§ Chart and figure data

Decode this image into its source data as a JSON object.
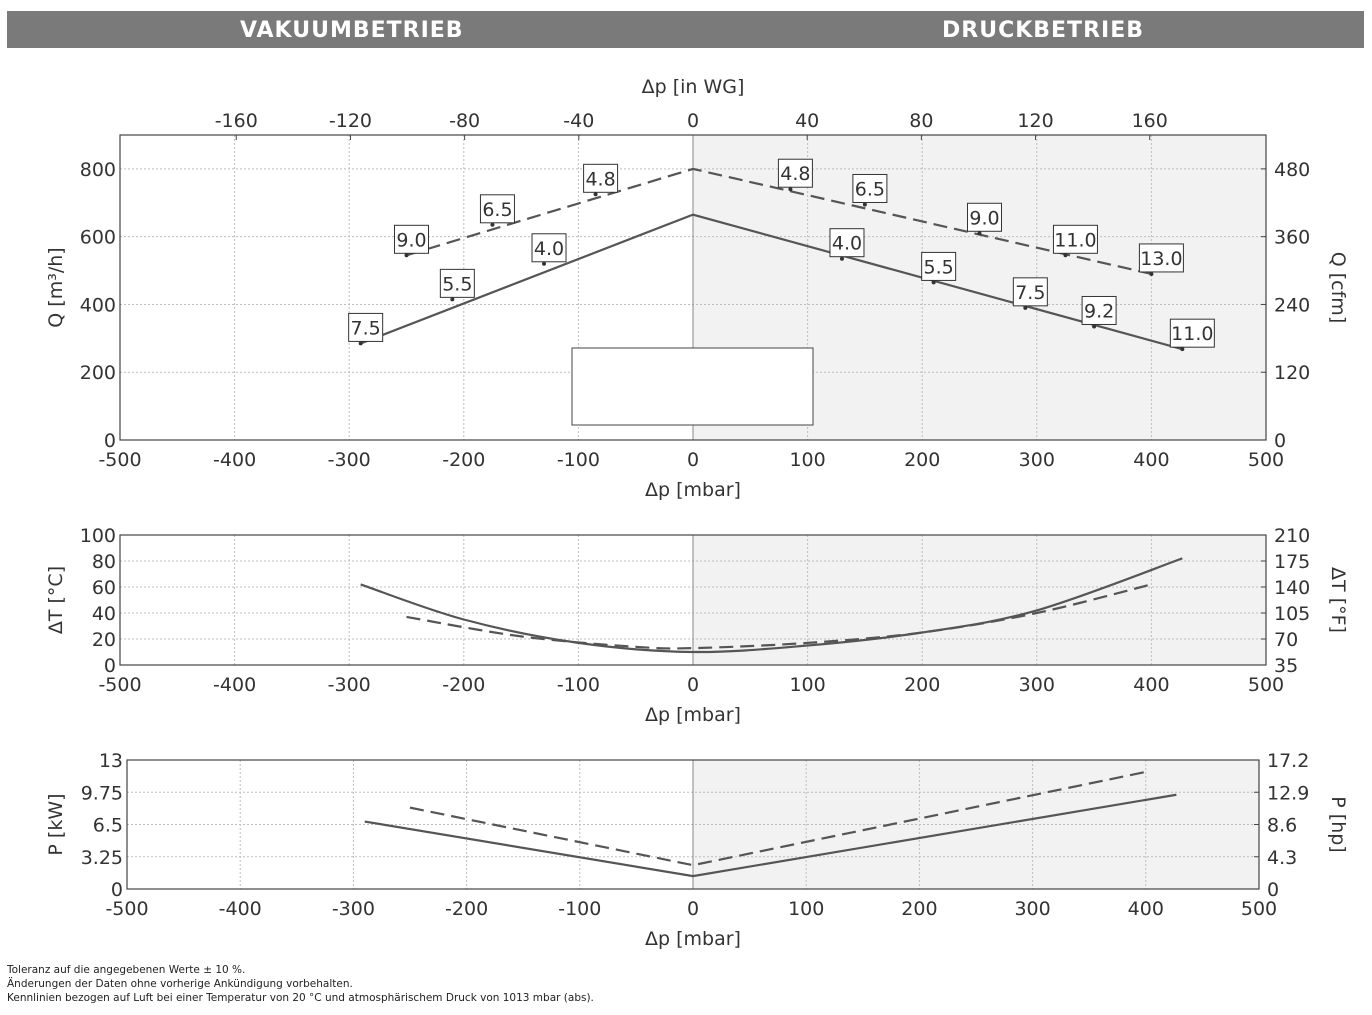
{
  "header": {
    "left_label": "VAKUUMBETRIEB",
    "right_label": "DRUCKBETRIEB"
  },
  "footnotes": [
    "Toleranz auf die angegebenen Werte ± 10 %.",
    "Änderungen der Daten ohne vorherige Ankündigung vorbehalten.",
    "Kennlinien bezogen auf Luft bei einer Temperatur von 20 °C und atmosphärischem Druck von 1013 mbar (abs)."
  ],
  "colors": {
    "banner": "#7a7a7a",
    "line": "#555555",
    "grid": "#bdbdbd",
    "plot_left": "#ffffff",
    "plot_right": "#f2f2f2"
  },
  "chart_data": [
    {
      "type": "line",
      "xlabel": "Δp [mbar]",
      "x2label": "Δp [in WG]",
      "ylabel": "Q [m³/h]",
      "y2label": "Q [cfm]",
      "xlim": [
        -500,
        500
      ],
      "ylim": [
        0,
        900
      ],
      "x_ticks": [
        -500,
        -400,
        -300,
        -200,
        -100,
        0,
        100,
        200,
        300,
        400,
        500
      ],
      "y_ticks": [
        0,
        200,
        400,
        600,
        800
      ],
      "x2_ticks": [
        "-160",
        "-120",
        "-80",
        "-40",
        "0",
        "40",
        "80",
        "120",
        "160"
      ],
      "x2_tick_values": [
        -160,
        -120,
        -80,
        -40,
        0,
        40,
        80,
        120,
        160
      ],
      "y2_ticks": [
        "0",
        "120",
        "240",
        "360",
        "480"
      ],
      "y2_tick_values": [
        0,
        120,
        240,
        360,
        480
      ],
      "grid": true,
      "series": [
        {
          "style": "solid",
          "x": [
            -290,
            0,
            427
          ],
          "y": [
            285,
            665,
            268
          ]
        },
        {
          "style": "dashed",
          "x": [
            -250,
            0,
            400
          ],
          "y": [
            545,
            800,
            490
          ]
        }
      ],
      "annotations": [
        {
          "text": "7.5",
          "x": -290,
          "y": 285
        },
        {
          "text": "5.5",
          "x": -210,
          "y": 415
        },
        {
          "text": "4.0",
          "x": -130,
          "y": 520
        },
        {
          "text": "9.0",
          "x": -250,
          "y": 545
        },
        {
          "text": "6.5",
          "x": -175,
          "y": 635
        },
        {
          "text": "4.8",
          "x": -85,
          "y": 725
        },
        {
          "text": "4.8",
          "x": 85,
          "y": 740
        },
        {
          "text": "6.5",
          "x": 150,
          "y": 695
        },
        {
          "text": "9.0",
          "x": 250,
          "y": 610
        },
        {
          "text": "11.0",
          "x": 325,
          "y": 545
        },
        {
          "text": "13.0",
          "x": 400,
          "y": 490
        },
        {
          "text": "4.0",
          "x": 130,
          "y": 535
        },
        {
          "text": "5.5",
          "x": 210,
          "y": 465
        },
        {
          "text": "7.5",
          "x": 290,
          "y": 390
        },
        {
          "text": "9.2",
          "x": 350,
          "y": 335
        },
        {
          "text": "11.0",
          "x": 427,
          "y": 268
        }
      ]
    },
    {
      "type": "line",
      "xlabel": "Δp [mbar]",
      "ylabel": "ΔT [°C]",
      "y2label": "ΔT [°F]",
      "xlim": [
        -500,
        500
      ],
      "ylim": [
        0,
        100
      ],
      "x_ticks": [
        -500,
        -400,
        -300,
        -200,
        -100,
        0,
        100,
        200,
        300,
        400,
        500
      ],
      "y_ticks": [
        0,
        20,
        40,
        60,
        80,
        100
      ],
      "y2_ticks": [
        "35",
        "70",
        "105",
        "140",
        "175",
        "210"
      ],
      "y2_tick_values": [
        35,
        70,
        105,
        140,
        175,
        210
      ],
      "grid": true,
      "series": [
        {
          "style": "solid",
          "x": [
            -290,
            -200,
            -100,
            0,
            100,
            200,
            300,
            427
          ],
          "y": [
            62,
            35,
            17,
            10,
            15,
            25,
            42,
            82
          ]
        },
        {
          "style": "dashed",
          "x": [
            -250,
            -150,
            -50,
            0,
            100,
            200,
            300,
            400
          ],
          "y": [
            37,
            22,
            14,
            13,
            17,
            25,
            40,
            62
          ]
        }
      ]
    },
    {
      "type": "line",
      "xlabel": "Δp [mbar]",
      "ylabel": "P [kW]",
      "y2label": "P [hp]",
      "xlim": [
        -500,
        500
      ],
      "ylim": [
        0,
        13
      ],
      "x_ticks": [
        -500,
        -400,
        -300,
        -200,
        -100,
        0,
        100,
        200,
        300,
        400,
        500
      ],
      "y_ticks": [
        "0",
        "3.25",
        "6.5",
        "9.75",
        "13"
      ],
      "y_tick_values": [
        0,
        3.25,
        6.5,
        9.75,
        13
      ],
      "y2_ticks": [
        "0",
        "4.3",
        "8.6",
        "12.9",
        "17.2"
      ],
      "y2_tick_values": [
        0,
        4.3,
        8.6,
        12.9,
        17.2
      ],
      "grid": true,
      "series": [
        {
          "style": "solid",
          "x": [
            -290,
            0,
            427
          ],
          "y": [
            6.8,
            1.3,
            9.5
          ]
        },
        {
          "style": "dashed",
          "x": [
            -250,
            0,
            400
          ],
          "y": [
            8.2,
            2.4,
            11.8
          ]
        }
      ]
    }
  ]
}
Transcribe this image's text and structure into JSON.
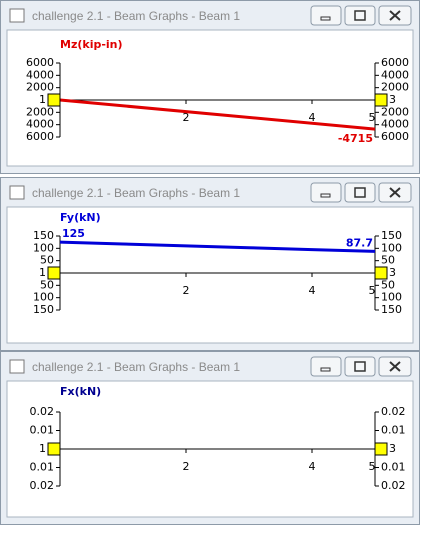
{
  "windows": [
    {
      "title": "challenge 2.1 - Beam Graphs - Beam 1",
      "chart_data": {
        "type": "line",
        "y_label": "Mz(kip-in)",
        "color": "#e00000",
        "x": [
          0,
          5
        ],
        "values": [
          0,
          -4715
        ],
        "xlim": [
          0,
          5
        ],
        "xticks": [
          2,
          4,
          5
        ],
        "ylim": [
          -6000,
          6000
        ],
        "yticks": [
          6000,
          4000,
          2000,
          {
            "value": -2000,
            "label": "2000"
          },
          {
            "value": -4000,
            "label": "4000"
          },
          {
            "value": -6000,
            "label": "6000"
          }
        ],
        "nodes": [
          "1",
          "3"
        ]
      }
    },
    {
      "title": "challenge 2.1 - Beam Graphs - Beam 1",
      "chart_data": {
        "type": "line",
        "y_label": "Fy(kN)",
        "color": "#0000d8",
        "x": [
          0,
          1,
          2,
          3,
          4,
          5
        ],
        "values": [
          125,
          117.5,
          110,
          102.5,
          95,
          87.7
        ],
        "xlim": [
          0,
          5
        ],
        "xticks": [
          2,
          4,
          5
        ],
        "ylim": [
          -150,
          150
        ],
        "yticks": [
          150,
          100,
          50,
          {
            "value": -50,
            "label": "50"
          },
          {
            "value": -100,
            "label": "100"
          },
          {
            "value": -150,
            "label": "150"
          }
        ],
        "nodes": [
          "1",
          "3"
        ]
      }
    },
    {
      "title": "challenge 2.1 - Beam Graphs - Beam 1",
      "chart_data": {
        "type": "line",
        "y_label": "Fx(kN)",
        "color": "#000090",
        "xlim": [
          0,
          5
        ],
        "xticks": [
          2,
          4,
          5
        ],
        "ylim": [
          -0.02,
          0.02
        ],
        "yticks": [
          0.02,
          0.01,
          {
            "value": -0.01,
            "label": "0.01"
          },
          {
            "value": -0.02,
            "label": "0.02"
          }
        ],
        "nodes": [
          "1",
          "3"
        ]
      }
    }
  ]
}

§ Task goal
Copy the whole of the material above exactly, but not its images.

§ Written response
Decode this image into its source data as a JSON object.
{
  "header": {
    "left_label": "VAKUUMBETRIEB",
    "right_label": "DRUCKBETRIEB"
  },
  "footnotes": [
    "Toleranz auf die angegebenen Werte ± 10 %.",
    "Änderungen der Daten ohne vorherige Ankündigung vorbehalten.",
    "Kennlinien bezogen auf Luft bei einer Temperatur von 20 °C und atmosphärischem Druck von 1013 mbar (abs)."
  ],
  "colors": {
    "banner": "#7a7a7a",
    "line": "#555555",
    "grid": "#bdbdbd",
    "plot_left": "#ffffff",
    "plot_right": "#f2f2f2"
  },
  "chart_data": [
    {
      "type": "line",
      "xlabel": "Δp [mbar]",
      "x2label": "Δp [in WG]",
      "ylabel": "Q [m³/h]",
      "y2label": "Q [cfm]",
      "xlim": [
        -500,
        500
      ],
      "ylim": [
        0,
        900
      ],
      "x_ticks": [
        -500,
        -400,
        -300,
        -200,
        -100,
        0,
        100,
        200,
        300,
        400,
        500
      ],
      "y_ticks": [
        0,
        200,
        400,
        600,
        800
      ],
      "x2_ticks": [
        "-160",
        "-120",
        "-80",
        "-40",
        "0",
        "40",
        "80",
        "120",
        "160"
      ],
      "x2_tick_values": [
        -160,
        -120,
        -80,
        -40,
        0,
        40,
        80,
        120,
        160
      ],
      "y2_ticks": [
        "0",
        "120",
        "240",
        "360",
        "480"
      ],
      "y2_tick_values": [
        0,
        120,
        240,
        360,
        480
      ],
      "grid": true,
      "series": [
        {
          "style": "solid",
          "x": [
            -290,
            0,
            427
          ],
          "y": [
            285,
            665,
            268
          ]
        },
        {
          "style": "dashed",
          "x": [
            -250,
            0,
            400
          ],
          "y": [
            545,
            800,
            490
          ]
        }
      ],
      "annotations": [
        {
          "text": "7.5",
          "x": -290,
          "y": 285
        },
        {
          "text": "5.5",
          "x": -210,
          "y": 415
        },
        {
          "text": "4.0",
          "x": -130,
          "y": 520
        },
        {
          "text": "9.0",
          "x": -250,
          "y": 545
        },
        {
          "text": "6.5",
          "x": -175,
          "y": 635
        },
        {
          "text": "4.8",
          "x": -85,
          "y": 725
        },
        {
          "text": "4.8",
          "x": 85,
          "y": 740
        },
        {
          "text": "6.5",
          "x": 150,
          "y": 695
        },
        {
          "text": "9.0",
          "x": 250,
          "y": 610
        },
        {
          "text": "11.0",
          "x": 325,
          "y": 545
        },
        {
          "text": "13.0",
          "x": 400,
          "y": 490
        },
        {
          "text": "4.0",
          "x": 130,
          "y": 535
        },
        {
          "text": "5.5",
          "x": 210,
          "y": 465
        },
        {
          "text": "7.5",
          "x": 290,
          "y": 390
        },
        {
          "text": "9.2",
          "x": 350,
          "y": 335
        },
        {
          "text": "11.0",
          "x": 427,
          "y": 268
        }
      ]
    },
    {
      "type": "line",
      "xlabel": "Δp [mbar]",
      "ylabel": "ΔT [°C]",
      "y2label": "ΔT [°F]",
      "xlim": [
        -500,
        500
      ],
      "ylim": [
        0,
        100
      ],
      "x_ticks": [
        -500,
        -400,
        -300,
        -200,
        -100,
        0,
        100,
        200,
        300,
        400,
        500
      ],
      "y_ticks": [
        0,
        20,
        40,
        60,
        80,
        100
      ],
      "y2_ticks": [
        "35",
        "70",
        "105",
        "140",
        "175",
        "210"
      ],
      "y2_tick_values": [
        35,
        70,
        105,
        140,
        175,
        210
      ],
      "grid": true,
      "series": [
        {
          "style": "solid",
          "x": [
            -290,
            -200,
            -100,
            0,
            100,
            200,
            300,
            427
          ],
          "y": [
            62,
            35,
            17,
            10,
            15,
            25,
            42,
            82
          ]
        },
        {
          "style": "dashed",
          "x": [
            -250,
            -150,
            -50,
            0,
            100,
            200,
            300,
            400
          ],
          "y": [
            37,
            22,
            14,
            13,
            17,
            25,
            40,
            62
          ]
        }
      ]
    },
    {
      "type": "line",
      "xlabel": "Δp [mbar]",
      "ylabel": "P [kW]",
      "y2label": "P [hp]",
      "xlim": [
        -500,
        500
      ],
      "ylim": [
        0,
        13
      ],
      "x_ticks": [
        -500,
        -400,
        -300,
        -200,
        -100,
        0,
        100,
        200,
        300,
        400,
        500
      ],
      "y_ticks": [
        "0",
        "3.25",
        "6.5",
        "9.75",
        "13"
      ],
      "y_tick_values": [
        0,
        3.25,
        6.5,
        9.75,
        13
      ],
      "y2_ticks": [
        "0",
        "4.3",
        "8.6",
        "12.9",
        "17.2"
      ],
      "y2_tick_values": [
        0,
        4.3,
        8.6,
        12.9,
        17.2
      ],
      "grid": true,
      "series": [
        {
          "style": "solid",
          "x": [
            -290,
            0,
            427
          ],
          "y": [
            6.8,
            1.3,
            9.5
          ]
        },
        {
          "style": "dashed",
          "x": [
            -250,
            0,
            400
          ],
          "y": [
            8.2,
            2.4,
            11.8
          ]
        }
      ]
    }
  ]
}
Transcribe this image's text and structure into JSON.
{
  "windows": [
    {
      "title": "challenge 2.1 - Beam Graphs - Beam 1",
      "chart_data": {
        "type": "line",
        "y_label": "Mz(kip-in)",
        "color": "#e00000",
        "x": [
          0,
          5
        ],
        "values": [
          0,
          -4715
        ],
        "xlim": [
          0,
          5
        ],
        "xticks": [
          2,
          4,
          5
        ],
        "ylim": [
          -6000,
          6000
        ],
        "yticks": [
          6000,
          4000,
          2000,
          {
            "value": -2000,
            "label": "2000"
          },
          {
            "value": -4000,
            "label": "4000"
          },
          {
            "value": -6000,
            "label": "6000"
          }
        ],
        "nodes": [
          "1",
          "3"
        ]
      }
    },
    {
      "title": "challenge 2.1 - Beam Graphs - Beam 1",
      "chart_data": {
        "type": "line",
        "y_label": "Fy(kN)",
        "color": "#0000d8",
        "x": [
          0,
          1,
          2,
          3,
          4,
          5
        ],
        "values": [
          125,
          117.5,
          110,
          102.5,
          95,
          87.7
        ],
        "xlim": [
          0,
          5
        ],
        "xticks": [
          2,
          4,
          5
        ],
        "ylim": [
          -150,
          150
        ],
        "yticks": [
          150,
          100,
          50,
          {
            "value": -50,
            "label": "50"
          },
          {
            "value": -100,
            "label": "100"
          },
          {
            "value": -150,
            "label": "150"
          }
        ],
        "nodes": [
          "1",
          "3"
        ]
      }
    },
    {
      "title": "challenge 2.1 - Beam Graphs - Beam 1",
      "chart_data": {
        "type": "line",
        "y_label": "Fx(kN)",
        "color": "#000090",
        "xlim": [
          0,
          5
        ],
        "xticks": [
          2,
          4,
          5
        ],
        "ylim": [
          -0.02,
          0.02
        ],
        "yticks": [
          0.02,
          0.01,
          {
            "value": -0.01,
            "label": "0.01"
          },
          {
            "value": -0.02,
            "label": "0.02"
          }
        ],
        "nodes": [
          "1",
          "3"
        ]
      }
    }
  ]
}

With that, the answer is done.